▶ PROBLEM STATEMENT:
Copy every line of the data that contains the string "title".

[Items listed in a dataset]
--

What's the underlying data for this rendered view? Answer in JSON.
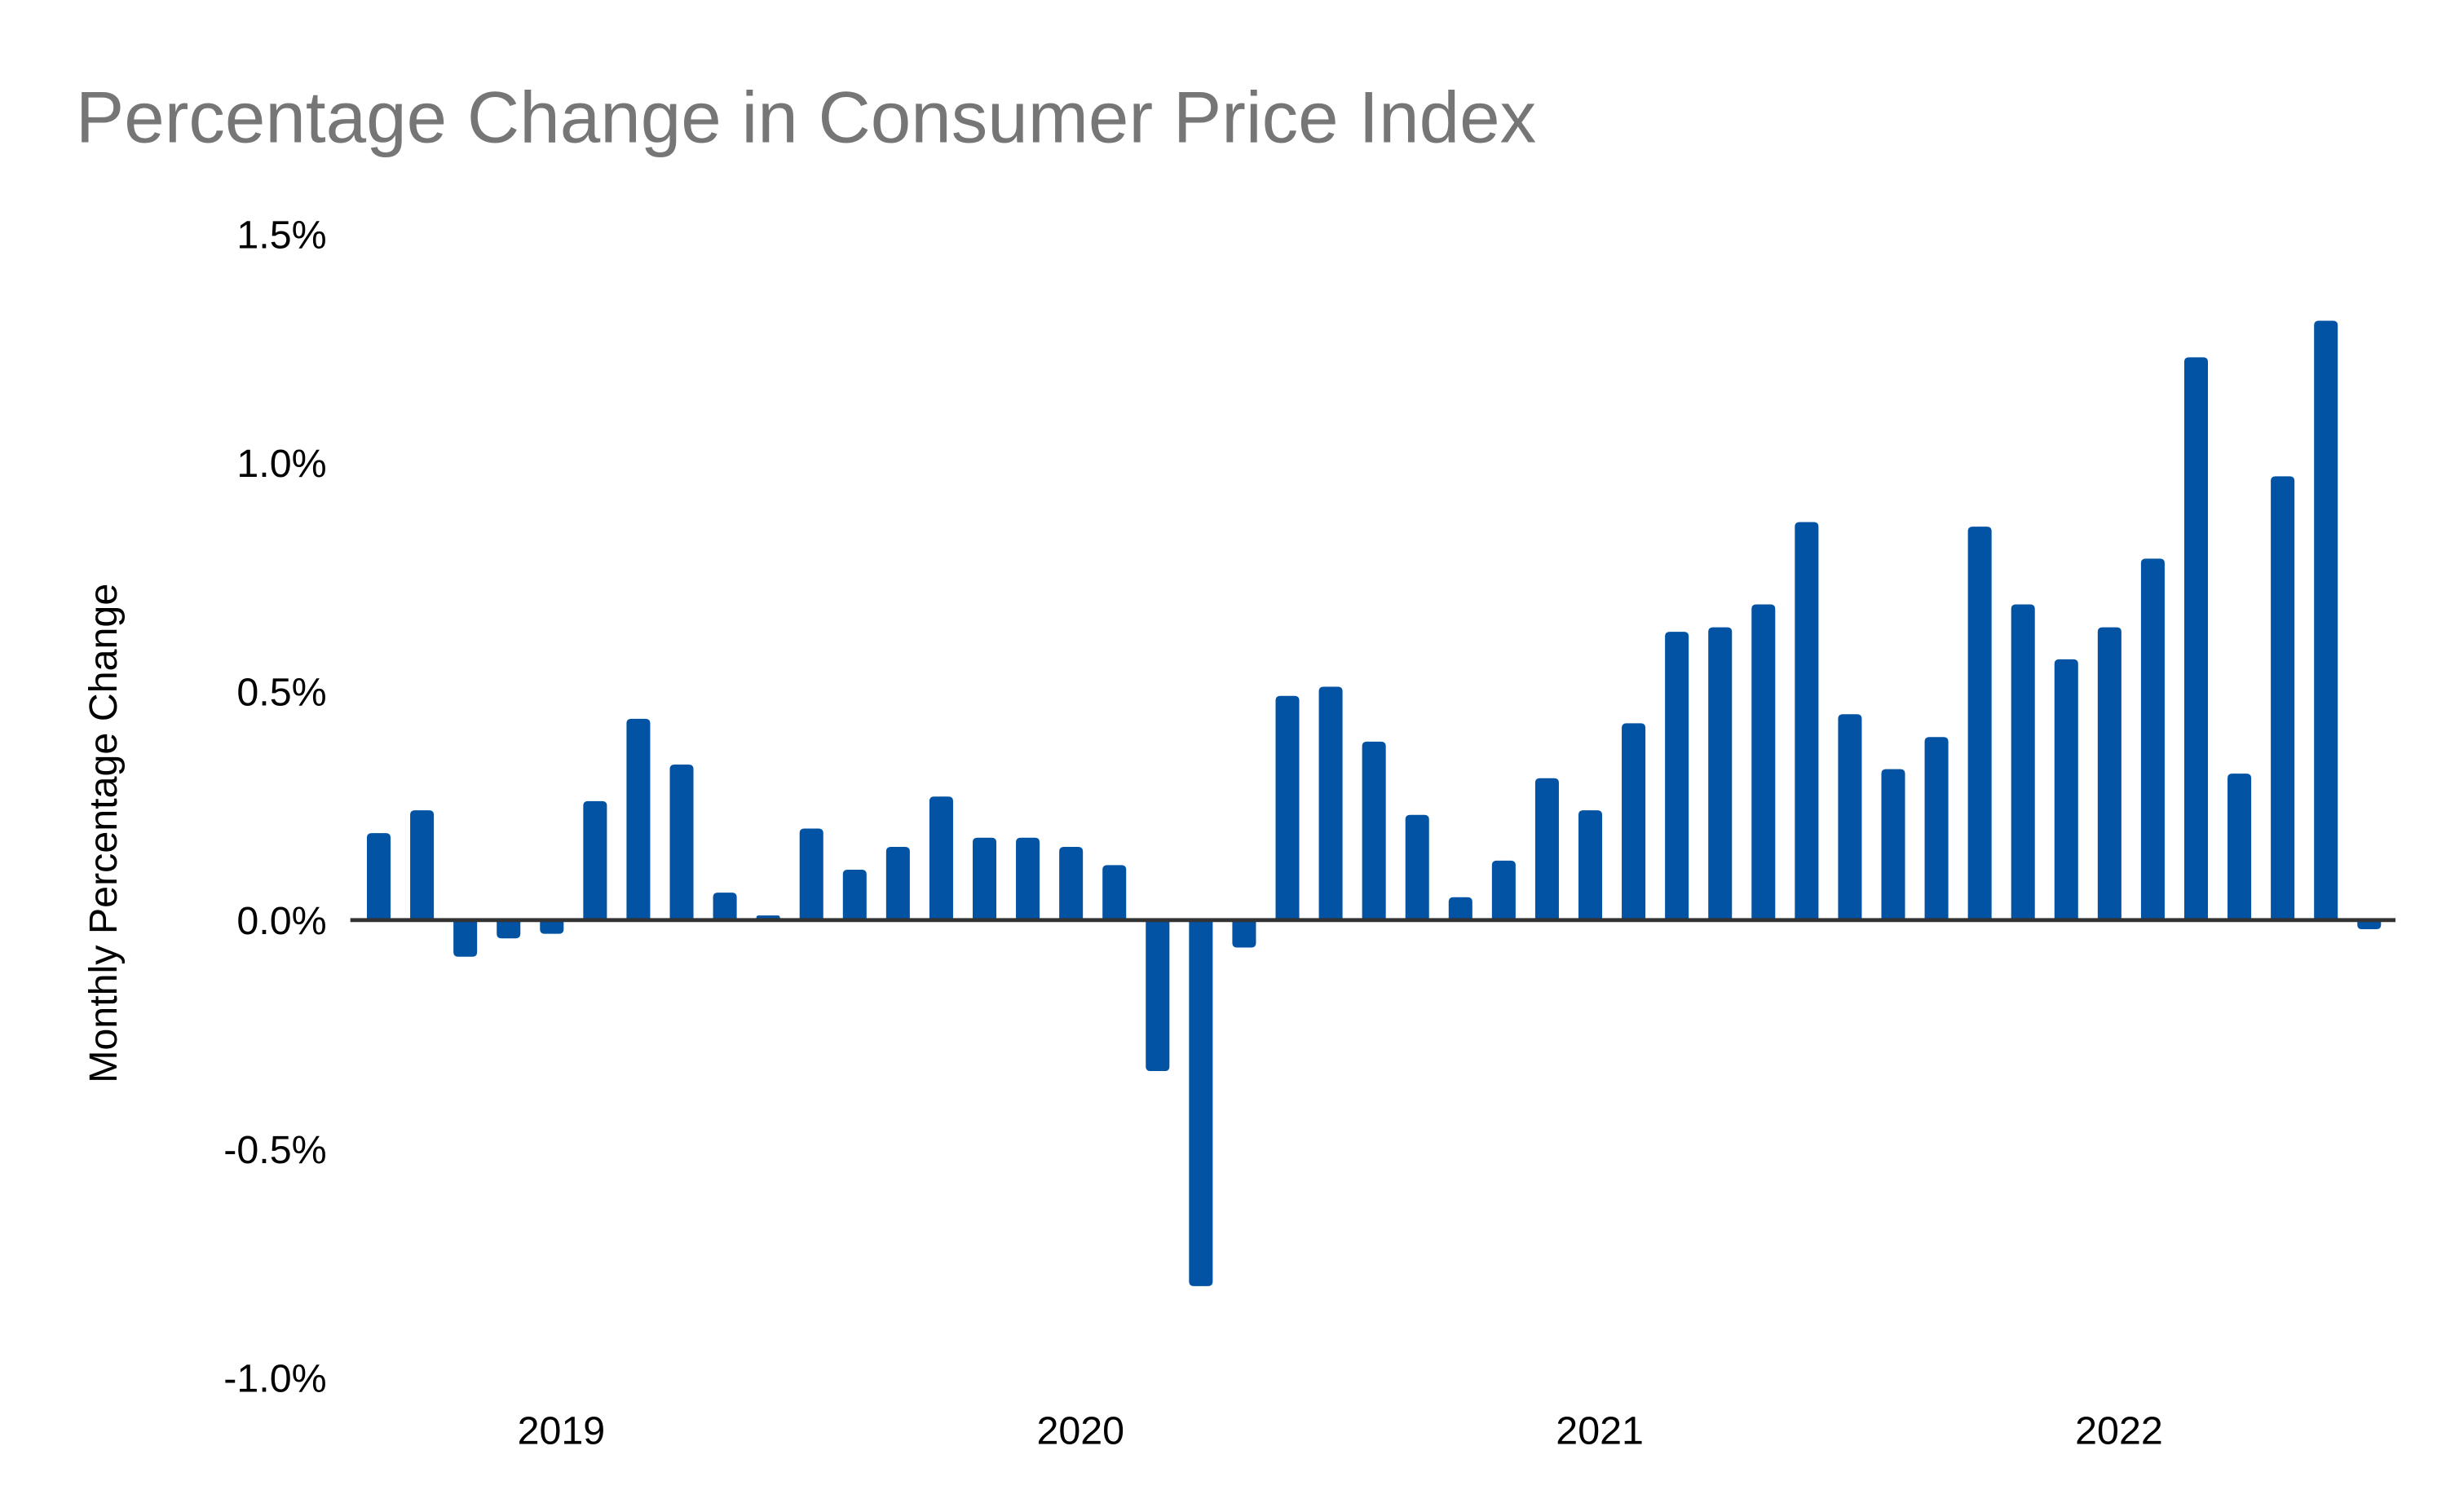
{
  "chart_data": {
    "type": "bar",
    "title": "Percentage Change in Consumer Price Index",
    "xlabel": "",
    "ylabel": "Monthly Percentage Change",
    "ylim": [
      -1.0,
      1.5
    ],
    "yticks": [
      1.5,
      1.0,
      0.5,
      0.0,
      -0.5,
      -1.0
    ],
    "ytick_labels": [
      "1.5%",
      "1.0%",
      "0.5%",
      "0.0%",
      "-0.5%",
      "-1.0%"
    ],
    "xtick_labels": [
      "2019",
      "2020",
      "2021",
      "2022"
    ],
    "xtick_positions": [
      4,
      16,
      28,
      40
    ],
    "categories": [
      "2018-09",
      "2018-10",
      "2018-11",
      "2018-12",
      "2019-01",
      "2019-02",
      "2019-03",
      "2019-04",
      "2019-05",
      "2019-06",
      "2019-07",
      "2019-08",
      "2019-09",
      "2019-10",
      "2019-11",
      "2019-12",
      "2020-01",
      "2020-02",
      "2020-03",
      "2020-04",
      "2020-05",
      "2020-06",
      "2020-07",
      "2020-08",
      "2020-09",
      "2020-10",
      "2020-11",
      "2020-12",
      "2021-01",
      "2021-02",
      "2021-03",
      "2021-04",
      "2021-05",
      "2021-06",
      "2021-07",
      "2021-08",
      "2021-09",
      "2021-10",
      "2021-11",
      "2021-12",
      "2022-01",
      "2022-02",
      "2022-03",
      "2022-04",
      "2022-05",
      "2022-06",
      "2022-07"
    ],
    "values": [
      0.19,
      0.24,
      -0.08,
      -0.04,
      -0.03,
      0.26,
      0.44,
      0.34,
      0.06,
      0.01,
      0.2,
      0.11,
      0.16,
      0.27,
      0.18,
      0.18,
      0.16,
      0.12,
      -0.33,
      -0.8,
      -0.06,
      0.49,
      0.51,
      0.39,
      0.23,
      0.05,
      0.13,
      0.31,
      0.24,
      0.43,
      0.63,
      0.64,
      0.69,
      0.87,
      0.45,
      0.33,
      0.4,
      0.86,
      0.69,
      0.57,
      0.64,
      0.79,
      1.23,
      0.32,
      0.97,
      1.31,
      -0.02
    ],
    "grid": false,
    "colors": {
      "bar": "#0353A4",
      "axis": "#333333",
      "title": "#767676",
      "text": "#000000"
    }
  }
}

--

▶ ANSWER TO THE TASK:
    "title": "Percentage Change in Consumer Price Index",
      "title": "#767676",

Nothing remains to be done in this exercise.